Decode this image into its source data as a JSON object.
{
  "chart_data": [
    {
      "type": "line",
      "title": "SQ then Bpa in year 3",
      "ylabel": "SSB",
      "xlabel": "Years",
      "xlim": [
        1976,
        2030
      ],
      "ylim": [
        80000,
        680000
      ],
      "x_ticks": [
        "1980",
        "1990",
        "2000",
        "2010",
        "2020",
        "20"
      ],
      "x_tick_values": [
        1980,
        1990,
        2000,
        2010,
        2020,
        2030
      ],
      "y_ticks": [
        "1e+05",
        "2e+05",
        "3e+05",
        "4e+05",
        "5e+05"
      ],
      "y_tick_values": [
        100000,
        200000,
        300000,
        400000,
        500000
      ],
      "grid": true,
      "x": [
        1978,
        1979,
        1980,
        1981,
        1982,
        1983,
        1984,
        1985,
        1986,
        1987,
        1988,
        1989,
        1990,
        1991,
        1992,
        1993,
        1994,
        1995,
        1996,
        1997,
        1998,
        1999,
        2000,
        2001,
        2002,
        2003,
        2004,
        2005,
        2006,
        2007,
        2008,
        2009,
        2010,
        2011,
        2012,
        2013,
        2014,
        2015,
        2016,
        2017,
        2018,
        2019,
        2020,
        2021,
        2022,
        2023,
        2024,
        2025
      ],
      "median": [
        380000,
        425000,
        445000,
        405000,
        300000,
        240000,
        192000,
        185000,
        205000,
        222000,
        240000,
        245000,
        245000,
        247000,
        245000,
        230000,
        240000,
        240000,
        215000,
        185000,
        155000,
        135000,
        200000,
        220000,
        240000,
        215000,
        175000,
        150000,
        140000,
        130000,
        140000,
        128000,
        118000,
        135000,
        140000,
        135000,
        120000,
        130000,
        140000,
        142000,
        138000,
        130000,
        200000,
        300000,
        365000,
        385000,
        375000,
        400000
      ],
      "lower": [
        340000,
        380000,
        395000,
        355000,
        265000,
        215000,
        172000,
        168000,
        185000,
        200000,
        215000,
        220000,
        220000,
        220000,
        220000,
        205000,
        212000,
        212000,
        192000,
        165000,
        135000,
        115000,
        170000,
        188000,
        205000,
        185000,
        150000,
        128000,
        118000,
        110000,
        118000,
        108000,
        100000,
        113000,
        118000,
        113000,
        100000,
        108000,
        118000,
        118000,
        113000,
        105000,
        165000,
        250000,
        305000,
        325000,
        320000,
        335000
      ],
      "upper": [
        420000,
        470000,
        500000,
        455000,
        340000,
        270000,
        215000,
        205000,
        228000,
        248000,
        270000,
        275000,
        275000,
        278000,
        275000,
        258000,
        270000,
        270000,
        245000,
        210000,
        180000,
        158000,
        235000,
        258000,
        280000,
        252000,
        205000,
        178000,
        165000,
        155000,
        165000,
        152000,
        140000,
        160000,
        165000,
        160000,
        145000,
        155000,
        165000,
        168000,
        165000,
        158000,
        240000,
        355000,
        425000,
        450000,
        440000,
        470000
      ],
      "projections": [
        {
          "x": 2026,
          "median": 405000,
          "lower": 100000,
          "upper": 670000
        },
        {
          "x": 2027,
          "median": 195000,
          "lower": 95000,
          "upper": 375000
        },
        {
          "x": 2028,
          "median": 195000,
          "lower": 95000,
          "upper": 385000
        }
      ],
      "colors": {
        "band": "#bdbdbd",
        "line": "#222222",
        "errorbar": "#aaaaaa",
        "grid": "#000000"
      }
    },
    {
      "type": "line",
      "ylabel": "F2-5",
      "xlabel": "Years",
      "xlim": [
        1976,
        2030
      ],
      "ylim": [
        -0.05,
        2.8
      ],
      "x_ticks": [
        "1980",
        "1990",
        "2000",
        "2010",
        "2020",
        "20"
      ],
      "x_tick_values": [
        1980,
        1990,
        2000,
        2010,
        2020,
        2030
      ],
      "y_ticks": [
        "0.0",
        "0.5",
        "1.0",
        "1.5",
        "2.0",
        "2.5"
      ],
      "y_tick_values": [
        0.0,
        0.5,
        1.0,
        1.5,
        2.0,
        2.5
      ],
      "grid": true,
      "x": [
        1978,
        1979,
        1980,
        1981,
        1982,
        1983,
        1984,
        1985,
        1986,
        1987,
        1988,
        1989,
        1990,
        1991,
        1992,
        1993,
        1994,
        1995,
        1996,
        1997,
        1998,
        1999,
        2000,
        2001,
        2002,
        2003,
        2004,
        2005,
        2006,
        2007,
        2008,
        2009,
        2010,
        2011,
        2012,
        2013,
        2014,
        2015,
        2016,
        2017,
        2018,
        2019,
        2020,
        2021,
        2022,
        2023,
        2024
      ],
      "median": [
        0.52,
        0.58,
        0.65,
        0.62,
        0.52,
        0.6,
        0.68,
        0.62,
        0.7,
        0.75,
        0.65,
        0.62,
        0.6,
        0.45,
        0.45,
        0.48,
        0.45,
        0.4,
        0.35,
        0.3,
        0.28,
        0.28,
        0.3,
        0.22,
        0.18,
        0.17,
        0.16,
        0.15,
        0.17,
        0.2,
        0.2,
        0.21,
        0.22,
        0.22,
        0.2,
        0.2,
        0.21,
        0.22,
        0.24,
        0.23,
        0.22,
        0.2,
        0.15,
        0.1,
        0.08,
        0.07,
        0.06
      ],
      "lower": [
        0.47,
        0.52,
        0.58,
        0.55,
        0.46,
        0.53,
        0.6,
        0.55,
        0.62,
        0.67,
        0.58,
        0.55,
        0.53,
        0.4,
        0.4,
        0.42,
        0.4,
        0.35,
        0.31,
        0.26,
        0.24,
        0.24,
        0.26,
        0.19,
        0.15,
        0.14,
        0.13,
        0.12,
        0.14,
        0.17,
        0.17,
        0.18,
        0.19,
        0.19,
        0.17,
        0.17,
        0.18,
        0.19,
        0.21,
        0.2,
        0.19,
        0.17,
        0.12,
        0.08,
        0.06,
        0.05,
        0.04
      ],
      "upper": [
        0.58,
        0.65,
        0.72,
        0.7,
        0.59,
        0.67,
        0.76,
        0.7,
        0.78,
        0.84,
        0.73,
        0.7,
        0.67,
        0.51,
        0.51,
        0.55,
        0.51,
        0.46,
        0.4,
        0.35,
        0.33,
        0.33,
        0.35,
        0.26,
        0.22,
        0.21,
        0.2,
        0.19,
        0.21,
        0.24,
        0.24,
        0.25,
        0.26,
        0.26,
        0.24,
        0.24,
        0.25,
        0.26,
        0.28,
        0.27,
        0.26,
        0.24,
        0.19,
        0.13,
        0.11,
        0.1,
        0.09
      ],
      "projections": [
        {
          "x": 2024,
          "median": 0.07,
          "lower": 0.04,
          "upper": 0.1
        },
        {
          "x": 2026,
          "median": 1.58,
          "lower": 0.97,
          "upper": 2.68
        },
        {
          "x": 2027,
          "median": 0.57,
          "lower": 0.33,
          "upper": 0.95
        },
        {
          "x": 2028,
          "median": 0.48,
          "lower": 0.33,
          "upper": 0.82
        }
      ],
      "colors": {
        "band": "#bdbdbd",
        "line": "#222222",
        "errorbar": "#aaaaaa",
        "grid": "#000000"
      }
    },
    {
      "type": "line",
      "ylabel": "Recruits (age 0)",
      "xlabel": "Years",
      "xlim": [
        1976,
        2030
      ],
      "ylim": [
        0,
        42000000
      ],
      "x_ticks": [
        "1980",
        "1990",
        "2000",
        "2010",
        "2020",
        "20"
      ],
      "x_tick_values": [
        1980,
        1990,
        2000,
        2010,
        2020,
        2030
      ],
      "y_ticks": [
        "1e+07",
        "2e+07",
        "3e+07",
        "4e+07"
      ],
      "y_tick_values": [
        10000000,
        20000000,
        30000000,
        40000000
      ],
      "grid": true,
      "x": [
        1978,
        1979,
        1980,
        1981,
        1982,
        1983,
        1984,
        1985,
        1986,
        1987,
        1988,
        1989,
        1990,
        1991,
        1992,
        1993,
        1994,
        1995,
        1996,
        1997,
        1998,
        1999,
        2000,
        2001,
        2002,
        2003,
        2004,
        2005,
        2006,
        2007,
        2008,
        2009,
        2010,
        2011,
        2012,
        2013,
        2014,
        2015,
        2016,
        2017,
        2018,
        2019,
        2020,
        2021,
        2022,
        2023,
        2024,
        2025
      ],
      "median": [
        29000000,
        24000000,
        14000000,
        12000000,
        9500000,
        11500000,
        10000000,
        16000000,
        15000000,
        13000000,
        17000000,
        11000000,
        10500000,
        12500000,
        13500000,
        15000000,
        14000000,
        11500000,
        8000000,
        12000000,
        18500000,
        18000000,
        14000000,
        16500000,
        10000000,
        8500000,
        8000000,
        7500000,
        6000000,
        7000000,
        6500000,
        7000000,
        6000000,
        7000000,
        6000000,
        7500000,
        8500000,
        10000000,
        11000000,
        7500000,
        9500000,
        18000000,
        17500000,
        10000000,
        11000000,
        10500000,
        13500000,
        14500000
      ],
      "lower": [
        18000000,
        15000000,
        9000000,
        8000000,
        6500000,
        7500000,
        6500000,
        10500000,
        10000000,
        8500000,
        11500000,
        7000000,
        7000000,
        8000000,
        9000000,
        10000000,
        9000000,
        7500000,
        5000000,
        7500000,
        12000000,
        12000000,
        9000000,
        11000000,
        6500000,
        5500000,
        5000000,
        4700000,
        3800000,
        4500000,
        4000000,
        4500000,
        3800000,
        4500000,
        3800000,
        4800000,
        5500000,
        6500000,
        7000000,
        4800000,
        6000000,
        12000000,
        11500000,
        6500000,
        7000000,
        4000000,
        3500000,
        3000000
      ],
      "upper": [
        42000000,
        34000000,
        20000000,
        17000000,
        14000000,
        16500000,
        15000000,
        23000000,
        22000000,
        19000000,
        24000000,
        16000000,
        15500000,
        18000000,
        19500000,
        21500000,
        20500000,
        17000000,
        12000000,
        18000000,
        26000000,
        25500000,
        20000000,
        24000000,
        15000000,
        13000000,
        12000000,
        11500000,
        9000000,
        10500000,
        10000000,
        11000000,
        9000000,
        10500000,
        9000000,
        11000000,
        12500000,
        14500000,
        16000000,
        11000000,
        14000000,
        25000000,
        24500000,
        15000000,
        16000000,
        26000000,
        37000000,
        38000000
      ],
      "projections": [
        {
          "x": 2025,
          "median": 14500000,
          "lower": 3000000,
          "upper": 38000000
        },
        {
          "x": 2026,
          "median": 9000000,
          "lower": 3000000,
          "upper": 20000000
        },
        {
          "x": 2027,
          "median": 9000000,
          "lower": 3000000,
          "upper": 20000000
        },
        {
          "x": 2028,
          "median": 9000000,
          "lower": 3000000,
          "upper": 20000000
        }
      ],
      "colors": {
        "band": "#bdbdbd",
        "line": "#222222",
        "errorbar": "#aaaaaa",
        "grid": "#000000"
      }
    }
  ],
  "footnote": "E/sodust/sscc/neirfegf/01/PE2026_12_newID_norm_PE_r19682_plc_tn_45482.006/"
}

============================================================

▶ [Problem details] Going through the entries above line by line, work out how many lines include the word "ylabel". Only the number is required.

▶ [Exercise response] 3